** Opening Supplied information block **
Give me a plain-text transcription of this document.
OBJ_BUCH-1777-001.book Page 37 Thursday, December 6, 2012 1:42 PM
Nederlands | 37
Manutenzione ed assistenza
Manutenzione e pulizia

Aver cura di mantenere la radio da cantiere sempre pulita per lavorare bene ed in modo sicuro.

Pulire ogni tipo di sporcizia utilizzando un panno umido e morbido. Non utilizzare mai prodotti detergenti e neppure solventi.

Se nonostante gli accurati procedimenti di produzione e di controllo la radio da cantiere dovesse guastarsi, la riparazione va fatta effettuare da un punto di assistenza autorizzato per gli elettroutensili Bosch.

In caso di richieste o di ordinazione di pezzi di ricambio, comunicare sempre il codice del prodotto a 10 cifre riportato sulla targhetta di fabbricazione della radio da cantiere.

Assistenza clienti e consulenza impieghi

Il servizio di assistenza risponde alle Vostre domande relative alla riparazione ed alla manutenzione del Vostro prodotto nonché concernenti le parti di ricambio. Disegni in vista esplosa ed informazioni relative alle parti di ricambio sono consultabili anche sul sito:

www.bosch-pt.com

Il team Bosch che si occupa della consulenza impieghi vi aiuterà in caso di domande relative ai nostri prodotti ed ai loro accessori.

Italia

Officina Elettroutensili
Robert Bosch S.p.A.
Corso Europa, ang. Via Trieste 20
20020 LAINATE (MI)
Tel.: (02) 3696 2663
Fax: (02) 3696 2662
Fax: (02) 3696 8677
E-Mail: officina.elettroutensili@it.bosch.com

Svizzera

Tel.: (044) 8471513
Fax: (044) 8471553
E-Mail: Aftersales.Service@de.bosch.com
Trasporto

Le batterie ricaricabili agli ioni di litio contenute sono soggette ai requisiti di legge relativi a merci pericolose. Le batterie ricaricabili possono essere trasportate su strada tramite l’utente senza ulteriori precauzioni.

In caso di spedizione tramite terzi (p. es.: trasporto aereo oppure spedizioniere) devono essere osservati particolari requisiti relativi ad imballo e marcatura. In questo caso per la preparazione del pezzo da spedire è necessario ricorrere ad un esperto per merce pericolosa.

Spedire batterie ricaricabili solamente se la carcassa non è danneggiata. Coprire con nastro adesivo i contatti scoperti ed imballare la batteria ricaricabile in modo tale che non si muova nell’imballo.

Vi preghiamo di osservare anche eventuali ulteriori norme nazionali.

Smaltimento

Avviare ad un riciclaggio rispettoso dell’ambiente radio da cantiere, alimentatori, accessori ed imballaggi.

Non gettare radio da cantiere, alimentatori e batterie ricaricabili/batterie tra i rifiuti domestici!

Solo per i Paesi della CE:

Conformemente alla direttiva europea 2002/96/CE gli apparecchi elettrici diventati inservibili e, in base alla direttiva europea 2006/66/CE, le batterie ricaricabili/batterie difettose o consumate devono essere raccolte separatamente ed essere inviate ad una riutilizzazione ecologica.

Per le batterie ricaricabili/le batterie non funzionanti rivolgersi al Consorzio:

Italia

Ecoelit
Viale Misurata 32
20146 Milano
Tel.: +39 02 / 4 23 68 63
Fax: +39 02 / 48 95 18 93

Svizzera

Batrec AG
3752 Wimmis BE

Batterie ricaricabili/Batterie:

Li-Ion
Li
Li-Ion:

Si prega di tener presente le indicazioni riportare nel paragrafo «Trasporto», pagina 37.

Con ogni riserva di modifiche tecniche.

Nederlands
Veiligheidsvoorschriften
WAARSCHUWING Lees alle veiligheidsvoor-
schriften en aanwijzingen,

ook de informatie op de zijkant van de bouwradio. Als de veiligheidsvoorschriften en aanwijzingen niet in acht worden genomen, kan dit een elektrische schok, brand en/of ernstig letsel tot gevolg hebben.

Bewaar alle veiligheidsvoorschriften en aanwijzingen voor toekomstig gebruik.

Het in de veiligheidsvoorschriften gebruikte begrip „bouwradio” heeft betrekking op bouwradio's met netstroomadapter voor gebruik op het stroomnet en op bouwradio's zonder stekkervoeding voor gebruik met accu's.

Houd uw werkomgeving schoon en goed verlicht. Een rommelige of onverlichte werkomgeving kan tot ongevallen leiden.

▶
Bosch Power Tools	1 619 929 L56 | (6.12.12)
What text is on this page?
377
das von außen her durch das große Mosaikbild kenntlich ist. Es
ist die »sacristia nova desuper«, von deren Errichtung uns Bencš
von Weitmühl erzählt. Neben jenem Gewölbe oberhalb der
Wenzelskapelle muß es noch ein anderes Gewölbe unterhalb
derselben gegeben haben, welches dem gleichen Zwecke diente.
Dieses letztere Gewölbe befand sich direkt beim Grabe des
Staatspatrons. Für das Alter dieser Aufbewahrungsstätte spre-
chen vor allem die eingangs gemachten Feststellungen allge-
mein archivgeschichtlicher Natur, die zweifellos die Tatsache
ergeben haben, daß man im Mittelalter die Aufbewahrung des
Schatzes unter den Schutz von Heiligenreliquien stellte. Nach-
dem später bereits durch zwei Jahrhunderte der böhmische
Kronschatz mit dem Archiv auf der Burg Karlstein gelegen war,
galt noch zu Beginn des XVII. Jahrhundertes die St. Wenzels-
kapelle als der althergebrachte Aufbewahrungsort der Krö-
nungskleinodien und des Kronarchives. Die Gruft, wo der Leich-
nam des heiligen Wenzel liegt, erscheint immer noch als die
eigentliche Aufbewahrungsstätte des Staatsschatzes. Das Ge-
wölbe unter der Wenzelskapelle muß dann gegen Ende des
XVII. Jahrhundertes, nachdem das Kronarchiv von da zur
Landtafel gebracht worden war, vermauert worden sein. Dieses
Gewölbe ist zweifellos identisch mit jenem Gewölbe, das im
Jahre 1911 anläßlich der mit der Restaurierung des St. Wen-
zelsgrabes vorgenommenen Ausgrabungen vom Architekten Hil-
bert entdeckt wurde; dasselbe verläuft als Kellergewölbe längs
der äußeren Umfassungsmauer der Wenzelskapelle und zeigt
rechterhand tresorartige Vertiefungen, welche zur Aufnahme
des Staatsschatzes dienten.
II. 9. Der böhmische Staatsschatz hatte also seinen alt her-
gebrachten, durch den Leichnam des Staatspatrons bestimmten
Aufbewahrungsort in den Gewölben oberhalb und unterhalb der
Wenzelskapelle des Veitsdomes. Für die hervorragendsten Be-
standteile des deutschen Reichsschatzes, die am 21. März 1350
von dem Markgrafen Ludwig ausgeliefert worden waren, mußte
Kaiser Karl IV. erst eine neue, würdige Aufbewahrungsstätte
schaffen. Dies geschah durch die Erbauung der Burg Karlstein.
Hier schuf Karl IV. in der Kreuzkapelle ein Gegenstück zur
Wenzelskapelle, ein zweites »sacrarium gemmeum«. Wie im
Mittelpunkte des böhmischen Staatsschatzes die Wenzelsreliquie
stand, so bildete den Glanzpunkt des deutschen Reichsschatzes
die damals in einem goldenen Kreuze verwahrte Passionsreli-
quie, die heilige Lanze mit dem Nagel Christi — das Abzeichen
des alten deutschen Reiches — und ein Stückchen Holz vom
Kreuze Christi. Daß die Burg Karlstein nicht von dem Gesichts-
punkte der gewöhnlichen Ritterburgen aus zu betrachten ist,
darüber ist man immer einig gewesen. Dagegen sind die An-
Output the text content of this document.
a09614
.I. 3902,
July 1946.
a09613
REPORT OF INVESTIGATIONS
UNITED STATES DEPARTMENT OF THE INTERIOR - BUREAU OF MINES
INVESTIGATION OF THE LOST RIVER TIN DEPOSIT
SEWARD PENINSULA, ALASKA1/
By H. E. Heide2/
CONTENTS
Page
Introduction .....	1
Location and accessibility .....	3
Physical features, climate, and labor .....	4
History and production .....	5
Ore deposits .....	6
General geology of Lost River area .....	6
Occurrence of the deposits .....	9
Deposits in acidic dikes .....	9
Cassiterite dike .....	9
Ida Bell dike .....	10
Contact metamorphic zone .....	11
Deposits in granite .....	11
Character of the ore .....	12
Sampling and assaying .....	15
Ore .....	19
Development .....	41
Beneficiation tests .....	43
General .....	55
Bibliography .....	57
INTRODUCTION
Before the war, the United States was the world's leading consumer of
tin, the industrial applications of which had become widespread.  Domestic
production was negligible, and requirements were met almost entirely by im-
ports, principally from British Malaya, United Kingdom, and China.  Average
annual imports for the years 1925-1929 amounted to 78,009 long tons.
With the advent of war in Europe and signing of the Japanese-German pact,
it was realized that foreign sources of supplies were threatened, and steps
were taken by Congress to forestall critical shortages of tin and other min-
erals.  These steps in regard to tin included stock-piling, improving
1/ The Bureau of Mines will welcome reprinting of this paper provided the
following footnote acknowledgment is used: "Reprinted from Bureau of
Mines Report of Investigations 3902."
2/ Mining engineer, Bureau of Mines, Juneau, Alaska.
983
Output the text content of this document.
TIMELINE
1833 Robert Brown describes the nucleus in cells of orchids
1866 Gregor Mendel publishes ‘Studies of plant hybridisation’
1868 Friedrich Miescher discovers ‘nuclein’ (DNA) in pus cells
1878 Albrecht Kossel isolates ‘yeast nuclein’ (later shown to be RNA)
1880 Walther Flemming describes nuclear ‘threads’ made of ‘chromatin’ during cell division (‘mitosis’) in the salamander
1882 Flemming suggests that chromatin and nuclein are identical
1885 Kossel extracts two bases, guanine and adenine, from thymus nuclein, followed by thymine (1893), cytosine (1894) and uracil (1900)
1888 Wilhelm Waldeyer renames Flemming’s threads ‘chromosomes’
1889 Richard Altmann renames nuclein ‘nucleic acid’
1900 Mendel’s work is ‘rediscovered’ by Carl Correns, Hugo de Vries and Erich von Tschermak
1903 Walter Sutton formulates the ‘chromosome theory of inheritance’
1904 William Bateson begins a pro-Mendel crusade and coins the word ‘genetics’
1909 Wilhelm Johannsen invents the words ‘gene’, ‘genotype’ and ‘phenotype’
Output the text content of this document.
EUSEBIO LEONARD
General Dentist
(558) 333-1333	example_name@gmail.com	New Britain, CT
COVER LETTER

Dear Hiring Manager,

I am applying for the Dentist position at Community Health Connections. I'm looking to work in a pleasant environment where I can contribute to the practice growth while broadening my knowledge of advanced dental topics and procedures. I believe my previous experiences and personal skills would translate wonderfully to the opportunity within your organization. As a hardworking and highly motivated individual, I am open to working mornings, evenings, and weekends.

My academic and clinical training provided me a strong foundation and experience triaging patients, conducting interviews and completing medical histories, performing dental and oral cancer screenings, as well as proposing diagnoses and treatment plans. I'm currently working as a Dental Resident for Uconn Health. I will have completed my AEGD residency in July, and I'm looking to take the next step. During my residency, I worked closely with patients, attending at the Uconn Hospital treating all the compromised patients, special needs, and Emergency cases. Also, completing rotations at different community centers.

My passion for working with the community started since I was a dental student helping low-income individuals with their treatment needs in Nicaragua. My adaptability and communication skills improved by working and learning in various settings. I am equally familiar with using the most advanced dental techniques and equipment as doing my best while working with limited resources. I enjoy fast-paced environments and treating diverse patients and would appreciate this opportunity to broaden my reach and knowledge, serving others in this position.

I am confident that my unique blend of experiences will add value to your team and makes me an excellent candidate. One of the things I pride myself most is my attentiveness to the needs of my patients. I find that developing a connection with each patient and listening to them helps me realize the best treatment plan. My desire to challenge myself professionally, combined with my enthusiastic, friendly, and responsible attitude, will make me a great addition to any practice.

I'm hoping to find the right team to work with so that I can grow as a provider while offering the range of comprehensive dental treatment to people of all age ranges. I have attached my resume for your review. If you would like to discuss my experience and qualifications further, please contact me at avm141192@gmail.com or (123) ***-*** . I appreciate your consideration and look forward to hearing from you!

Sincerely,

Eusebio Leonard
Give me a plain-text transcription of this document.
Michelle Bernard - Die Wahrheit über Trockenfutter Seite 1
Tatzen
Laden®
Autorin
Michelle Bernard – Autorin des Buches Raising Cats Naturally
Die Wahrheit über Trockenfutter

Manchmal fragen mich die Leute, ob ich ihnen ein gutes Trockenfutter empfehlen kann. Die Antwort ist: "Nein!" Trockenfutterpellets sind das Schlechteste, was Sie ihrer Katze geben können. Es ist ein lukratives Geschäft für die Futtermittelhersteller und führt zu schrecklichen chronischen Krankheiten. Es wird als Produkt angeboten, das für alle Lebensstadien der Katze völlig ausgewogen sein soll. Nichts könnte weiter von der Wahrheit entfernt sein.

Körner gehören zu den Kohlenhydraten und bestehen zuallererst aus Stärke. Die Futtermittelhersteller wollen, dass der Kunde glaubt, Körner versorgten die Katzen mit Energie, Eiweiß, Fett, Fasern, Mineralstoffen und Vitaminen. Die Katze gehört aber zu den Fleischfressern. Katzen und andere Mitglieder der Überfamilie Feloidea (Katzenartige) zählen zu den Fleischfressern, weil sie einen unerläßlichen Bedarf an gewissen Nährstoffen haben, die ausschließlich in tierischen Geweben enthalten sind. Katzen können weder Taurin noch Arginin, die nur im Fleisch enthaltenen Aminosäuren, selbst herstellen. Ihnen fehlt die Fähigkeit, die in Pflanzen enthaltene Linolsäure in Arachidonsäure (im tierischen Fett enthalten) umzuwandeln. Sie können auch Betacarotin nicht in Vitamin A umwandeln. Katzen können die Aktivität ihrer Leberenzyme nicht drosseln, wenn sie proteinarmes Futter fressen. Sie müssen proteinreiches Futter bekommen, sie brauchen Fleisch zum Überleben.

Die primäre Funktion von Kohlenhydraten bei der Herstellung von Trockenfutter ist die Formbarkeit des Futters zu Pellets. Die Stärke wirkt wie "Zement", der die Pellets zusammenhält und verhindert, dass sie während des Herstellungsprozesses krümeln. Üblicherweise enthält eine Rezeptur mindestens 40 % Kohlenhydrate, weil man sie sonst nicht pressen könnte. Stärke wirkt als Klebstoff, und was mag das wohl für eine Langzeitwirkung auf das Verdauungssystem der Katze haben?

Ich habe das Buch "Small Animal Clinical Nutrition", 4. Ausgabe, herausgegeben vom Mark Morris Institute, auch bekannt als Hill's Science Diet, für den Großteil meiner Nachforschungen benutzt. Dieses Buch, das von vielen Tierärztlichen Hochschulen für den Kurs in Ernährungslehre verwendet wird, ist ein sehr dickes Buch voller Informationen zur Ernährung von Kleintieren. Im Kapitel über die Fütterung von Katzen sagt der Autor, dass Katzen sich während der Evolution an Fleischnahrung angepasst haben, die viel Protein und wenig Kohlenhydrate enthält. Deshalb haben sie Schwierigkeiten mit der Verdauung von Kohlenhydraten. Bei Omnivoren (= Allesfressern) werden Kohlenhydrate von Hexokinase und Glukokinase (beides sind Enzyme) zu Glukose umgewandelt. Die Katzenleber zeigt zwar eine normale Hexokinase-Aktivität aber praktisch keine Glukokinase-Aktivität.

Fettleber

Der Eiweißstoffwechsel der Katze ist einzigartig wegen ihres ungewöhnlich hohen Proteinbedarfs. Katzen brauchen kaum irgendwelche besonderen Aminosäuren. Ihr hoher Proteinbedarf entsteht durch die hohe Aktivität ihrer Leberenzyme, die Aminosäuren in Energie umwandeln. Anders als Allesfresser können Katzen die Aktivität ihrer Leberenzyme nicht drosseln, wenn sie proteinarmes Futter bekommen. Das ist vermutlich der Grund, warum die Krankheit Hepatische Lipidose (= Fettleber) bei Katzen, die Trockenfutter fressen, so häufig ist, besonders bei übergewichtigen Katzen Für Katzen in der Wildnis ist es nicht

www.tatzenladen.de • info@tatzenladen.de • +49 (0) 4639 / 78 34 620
** Closing Supplied information block **
Task to carry out — Scan the listing for "Robert" and copy out each line that has it.

Solution below —
Robert Bosch S.p.A.
1833 Robert Brown describes the nucleus in cells of orchids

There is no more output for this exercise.